_CHALLENGE_:
Copy out all the entries exactly.

_LISTED ENTRIES_:
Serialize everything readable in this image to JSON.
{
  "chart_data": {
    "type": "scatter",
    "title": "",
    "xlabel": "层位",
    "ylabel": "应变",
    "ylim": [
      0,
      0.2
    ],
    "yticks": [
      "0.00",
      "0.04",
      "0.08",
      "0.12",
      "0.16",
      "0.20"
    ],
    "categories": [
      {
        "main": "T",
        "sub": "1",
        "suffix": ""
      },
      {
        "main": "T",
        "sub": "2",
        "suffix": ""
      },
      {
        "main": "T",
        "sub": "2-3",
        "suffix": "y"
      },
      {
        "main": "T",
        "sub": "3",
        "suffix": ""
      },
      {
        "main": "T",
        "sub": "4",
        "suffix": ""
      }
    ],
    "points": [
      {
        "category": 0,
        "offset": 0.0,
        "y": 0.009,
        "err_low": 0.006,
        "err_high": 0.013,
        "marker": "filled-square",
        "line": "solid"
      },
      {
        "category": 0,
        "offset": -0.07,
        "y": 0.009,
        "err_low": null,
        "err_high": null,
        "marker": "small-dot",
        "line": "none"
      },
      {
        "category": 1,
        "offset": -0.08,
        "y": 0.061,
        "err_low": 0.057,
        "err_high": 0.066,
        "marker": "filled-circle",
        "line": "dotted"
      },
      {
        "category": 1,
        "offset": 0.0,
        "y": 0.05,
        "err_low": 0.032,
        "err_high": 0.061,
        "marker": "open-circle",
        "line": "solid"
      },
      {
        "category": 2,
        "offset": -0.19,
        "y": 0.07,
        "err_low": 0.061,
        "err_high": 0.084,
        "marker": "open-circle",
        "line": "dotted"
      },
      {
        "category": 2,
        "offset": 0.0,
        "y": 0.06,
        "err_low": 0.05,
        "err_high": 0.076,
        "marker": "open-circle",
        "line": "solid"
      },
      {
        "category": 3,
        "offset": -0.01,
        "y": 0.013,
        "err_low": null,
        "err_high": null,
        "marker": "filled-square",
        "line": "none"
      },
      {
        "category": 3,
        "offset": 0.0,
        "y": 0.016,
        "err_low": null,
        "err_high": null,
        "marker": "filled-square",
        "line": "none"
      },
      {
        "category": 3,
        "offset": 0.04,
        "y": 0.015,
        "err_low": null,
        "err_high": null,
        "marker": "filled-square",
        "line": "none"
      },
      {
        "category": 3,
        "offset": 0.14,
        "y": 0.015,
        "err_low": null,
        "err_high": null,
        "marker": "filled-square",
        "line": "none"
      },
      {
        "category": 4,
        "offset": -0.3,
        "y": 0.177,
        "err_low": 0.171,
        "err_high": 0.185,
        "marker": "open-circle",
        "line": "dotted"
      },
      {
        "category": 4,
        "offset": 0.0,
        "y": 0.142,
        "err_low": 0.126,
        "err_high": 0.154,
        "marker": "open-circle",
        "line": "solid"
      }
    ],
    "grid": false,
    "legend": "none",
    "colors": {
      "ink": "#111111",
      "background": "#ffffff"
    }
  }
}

_FINAL RESULT_:
Serialize everything readable in this image to JSON.
{
  "chart_data": {
    "type": "scatter",
    "title": "",
    "xlabel": "层位",
    "ylabel": "应变",
    "ylim": [
      0,
      0.2
    ],
    "yticks": [
      "0.00",
      "0.04",
      "0.08",
      "0.12",
      "0.16",
      "0.20"
    ],
    "categories": [
      {
        "main": "T",
        "sub": "1",
        "suffix": ""
      },
      {
        "main": "T",
        "sub": "2",
        "suffix": ""
      },
      {
        "main": "T",
        "sub": "2-3",
        "suffix": "y"
      },
      {
        "main": "T",
        "sub": "3",
        "suffix": ""
      },
      {
        "main": "T",
        "sub": "4",
        "suffix": ""
      }
    ],
    "points": [
      {
        "category": 0,
        "offset": 0.0,
        "y": 0.009,
        "err_low": 0.006,
        "err_high": 0.013,
        "marker": "filled-square",
        "line": "solid"
      },
      {
        "category": 0,
        "offset": -0.07,
        "y": 0.009,
        "err_low": null,
        "err_high": null,
        "marker": "small-dot",
        "line": "none"
      },
      {
        "category": 1,
        "offset": -0.08,
        "y": 0.061,
        "err_low": 0.057,
        "err_high": 0.066,
        "marker": "filled-circle",
        "line": "dotted"
      },
      {
        "category": 1,
        "offset": 0.0,
        "y": 0.05,
        "err_low": 0.032,
        "err_high": 0.061,
        "marker": "open-circle",
        "line": "solid"
      },
      {
        "category": 2,
        "offset": -0.19,
        "y": 0.07,
        "err_low": 0.061,
        "err_high": 0.084,
        "marker": "open-circle",
        "line": "dotted"
      },
      {
        "category": 2,
        "offset": 0.0,
        "y": 0.06,
        "err_low": 0.05,
        "err_high": 0.076,
        "marker": "open-circle",
        "line": "solid"
      },
      {
        "category": 3,
        "offset": -0.01,
        "y": 0.013,
        "err_low": null,
        "err_high": null,
        "marker": "filled-square",
        "line": "none"
      },
      {
        "category": 3,
        "offset": 0.0,
        "y": 0.016,
        "err_low": null,
        "err_high": null,
        "marker": "filled-square",
        "line": "none"
      },
      {
        "category": 3,
        "offset": 0.04,
        "y": 0.015,
        "err_low": null,
        "err_high": null,
        "marker": "filled-square",
        "line": "none"
      },
      {
        "category": 3,
        "offset": 0.14,
        "y": 0.015,
        "err_low": null,
        "err_high": null,
        "marker": "filled-square",
        "line": "none"
      },
      {
        "category": 4,
        "offset": -0.3,
        "y": 0.177,
        "err_low": 0.171,
        "err_high": 0.185,
        "marker": "open-circle",
        "line": "dotted"
      },
      {
        "category": 4,
        "offset": 0.0,
        "y": 0.142,
        "err_low": 0.126,
        "err_high": 0.154,
        "marker": "open-circle",
        "line": "solid"
      }
    ],
    "grid": false,
    "legend": "none",
    "colors": {
      "ink": "#111111",
      "background": "#ffffff"
    }
  }
}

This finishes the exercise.